Structured page parsing data
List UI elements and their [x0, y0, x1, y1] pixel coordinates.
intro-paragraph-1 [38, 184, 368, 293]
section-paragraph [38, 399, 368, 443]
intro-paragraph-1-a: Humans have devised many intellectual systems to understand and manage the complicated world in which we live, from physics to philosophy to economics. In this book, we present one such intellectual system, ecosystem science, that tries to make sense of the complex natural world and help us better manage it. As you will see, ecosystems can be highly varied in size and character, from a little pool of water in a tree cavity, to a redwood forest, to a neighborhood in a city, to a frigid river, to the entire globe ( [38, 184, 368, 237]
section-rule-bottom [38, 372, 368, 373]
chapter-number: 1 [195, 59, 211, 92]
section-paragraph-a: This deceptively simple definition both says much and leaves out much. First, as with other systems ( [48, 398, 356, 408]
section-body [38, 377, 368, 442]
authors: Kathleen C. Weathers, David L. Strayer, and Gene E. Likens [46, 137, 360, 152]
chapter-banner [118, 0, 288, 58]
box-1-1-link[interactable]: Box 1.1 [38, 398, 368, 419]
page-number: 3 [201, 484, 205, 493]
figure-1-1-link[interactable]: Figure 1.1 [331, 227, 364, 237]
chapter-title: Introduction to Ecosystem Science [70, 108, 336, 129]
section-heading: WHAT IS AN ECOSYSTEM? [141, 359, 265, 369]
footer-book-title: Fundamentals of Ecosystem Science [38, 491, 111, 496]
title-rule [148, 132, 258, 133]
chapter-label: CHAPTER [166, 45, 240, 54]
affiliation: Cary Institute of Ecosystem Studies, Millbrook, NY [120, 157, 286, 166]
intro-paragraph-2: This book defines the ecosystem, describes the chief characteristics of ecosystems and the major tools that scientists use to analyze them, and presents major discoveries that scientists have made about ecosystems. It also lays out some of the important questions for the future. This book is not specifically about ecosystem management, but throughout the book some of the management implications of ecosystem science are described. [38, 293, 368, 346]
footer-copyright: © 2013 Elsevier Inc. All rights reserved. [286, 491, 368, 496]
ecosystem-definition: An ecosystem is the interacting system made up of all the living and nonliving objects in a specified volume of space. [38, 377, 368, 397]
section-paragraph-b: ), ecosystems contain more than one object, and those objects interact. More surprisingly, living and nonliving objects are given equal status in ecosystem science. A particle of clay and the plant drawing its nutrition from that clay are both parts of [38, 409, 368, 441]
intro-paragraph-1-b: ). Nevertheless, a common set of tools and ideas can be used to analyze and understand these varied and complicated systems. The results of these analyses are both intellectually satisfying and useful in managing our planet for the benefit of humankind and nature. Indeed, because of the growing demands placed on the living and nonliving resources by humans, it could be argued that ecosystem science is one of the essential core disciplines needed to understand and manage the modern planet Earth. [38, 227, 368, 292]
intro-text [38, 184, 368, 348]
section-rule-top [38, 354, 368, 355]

What you will do ▸ Every single record must be transcribed exactly as it stands.

Output of the task ▸
List UI elements and their [x0, y0, x1, y1] pixel coordinates.
intro-paragraph-1 [38, 184, 368, 293]
section-paragraph [38, 399, 368, 443]
intro-paragraph-1-a: Humans have devised many intellectual systems to understand and manage the complicated world in which we live, from physics to philosophy to economics. In this book, we present one such intellectual system, ecosystem science, that tries to make sense of the complex natural world and help us better manage it. As you will see, ecosystems can be highly varied in size and character, from a little pool of water in a tree cavity, to a redwood forest, to a neighborhood in a city, to a frigid river, to the entire globe ( [38, 184, 368, 237]
section-rule-bottom [38, 372, 368, 373]
chapter-number: 1 [195, 59, 211, 92]
section-paragraph-a: This deceptively simple definition both says much and leaves out much. First, as with other systems ( [48, 398, 356, 408]
section-body [38, 377, 368, 442]
authors: Kathleen C. Weathers, David L. Strayer, and Gene E. Likens [46, 137, 360, 152]
chapter-banner [118, 0, 288, 58]
box-1-1-link[interactable]: Box 1.1 [38, 398, 368, 419]
page-number: 3 [201, 484, 205, 493]
figure-1-1-link[interactable]: Figure 1.1 [331, 227, 364, 237]
chapter-title: Introduction to Ecosystem Science [70, 108, 336, 129]
section-heading: WHAT IS AN ECOSYSTEM? [141, 359, 265, 369]
footer-book-title: Fundamentals of Ecosystem Science [38, 491, 111, 496]
title-rule [148, 132, 258, 133]
chapter-label: CHAPTER [166, 45, 240, 54]
affiliation: Cary Institute of Ecosystem Studies, Millbrook, NY [120, 157, 286, 166]
intro-paragraph-2: This book defines the ecosystem, describes the chief characteristics of ecosystems and the major tools that scientists use to analyze them, and presents major discoveries that scientists have made about ecosystems. It also lays out some of the important questions for the future. This book is not specifically about ecosystem management, but throughout the book some of the management implications of ecosystem science are described. [38, 293, 368, 346]
footer-copyright: © 2013 Elsevier Inc. All rights reserved. [286, 491, 368, 496]
ecosystem-definition: An ecosystem is the interacting system made up of all the living and nonliving objects in a specified volume of space. [38, 377, 368, 397]
section-paragraph-b: ), ecosystems contain more than one object, and those objects interact. More surprisingly, living and nonliving objects are given equal status in ecosystem science. A particle of clay and the plant drawing its nutrition from that clay are both parts of [38, 409, 368, 441]
intro-paragraph-1-b: ). Nevertheless, a common set of tools and ideas can be used to analyze and understand these varied and complicated systems. The results of these analyses are both intellectually satisfying and useful in managing our planet for the benefit of humankind and nature. Indeed, because of the growing demands placed on the living and nonliving resources by humans, it could be argued that ecosystem science is one of the essential core disciplines needed to understand and manage the modern planet Earth. [38, 227, 368, 292]
intro-text [38, 184, 368, 348]
section-rule-top [38, 354, 368, 355]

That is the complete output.